The exercise: Collect all lines from the listing that include the string "unit".

Saved data entries
━━━━━━━━━━
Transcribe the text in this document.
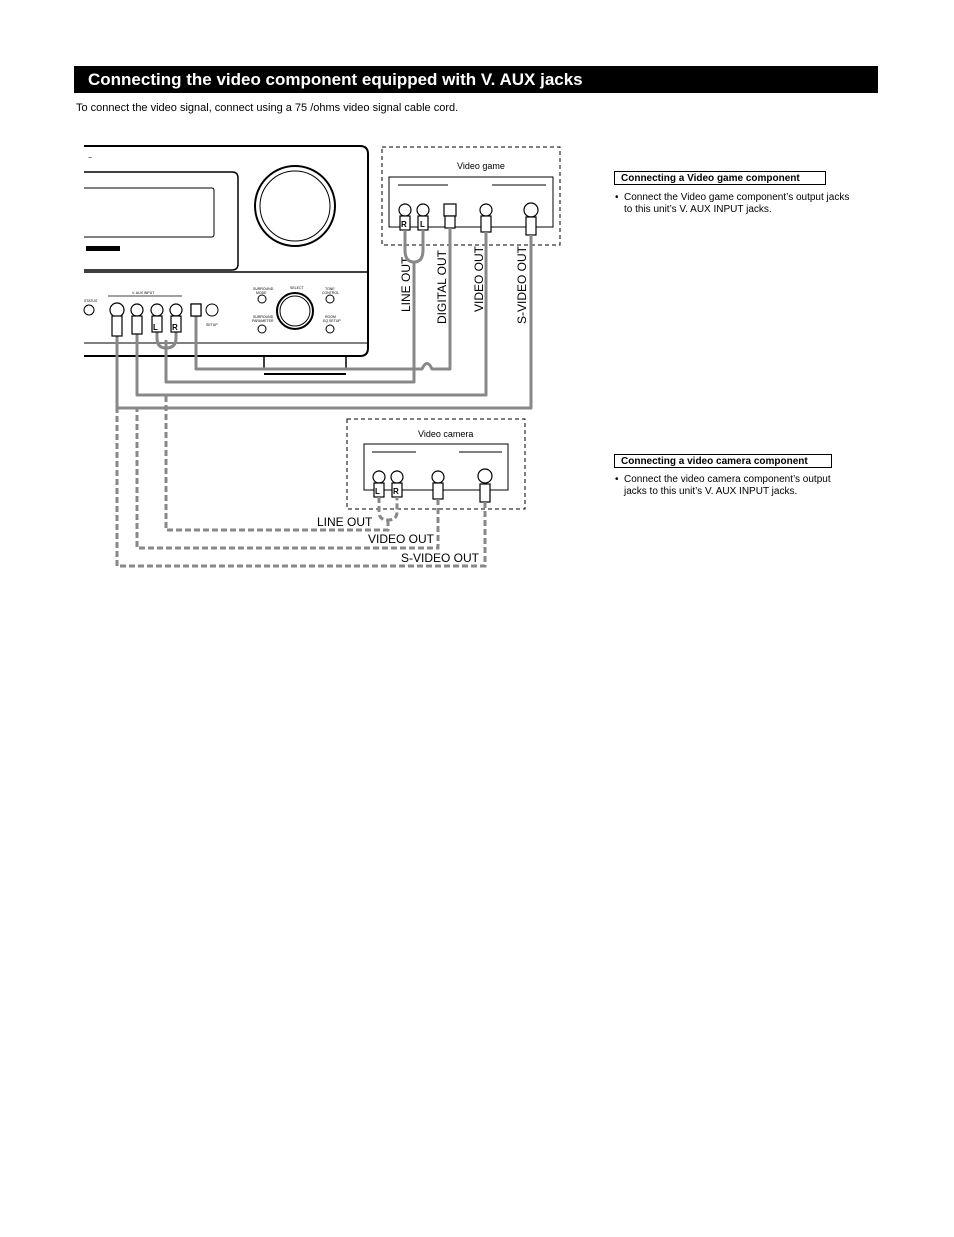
Connecting the video component equipped with V. AUX jacks
To connect the video signal, connect using a 75 /ohms video signal cable cord.
~
STATUS
V. AUX INPUT
SETUP
SURROUND
MODE
SURROUND
PARAMETER
SELECT	TONE
CONTROL
ROOM
EQ SETUP
Video game
R L
LINE OUT DIGITAL OUT VIDEO OUT S-VIDEO OUT
L R
Video camera
L R
LINE OUT
VIDEO OUT
S-VIDEO OUT
Connecting a Video game component
• Connect the Video game component’s output jacks
to this unit’s V. AUX INPUT jacks.
Connecting a video camera component
• Connect the video camera component’s output
jacks to this unit’s V. AUX INPUT jacks.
━━━━━━━━━━
Expected answer:
to this unit’s V. AUX INPUT jacks.
jacks to this unit’s V. AUX INPUT jacks.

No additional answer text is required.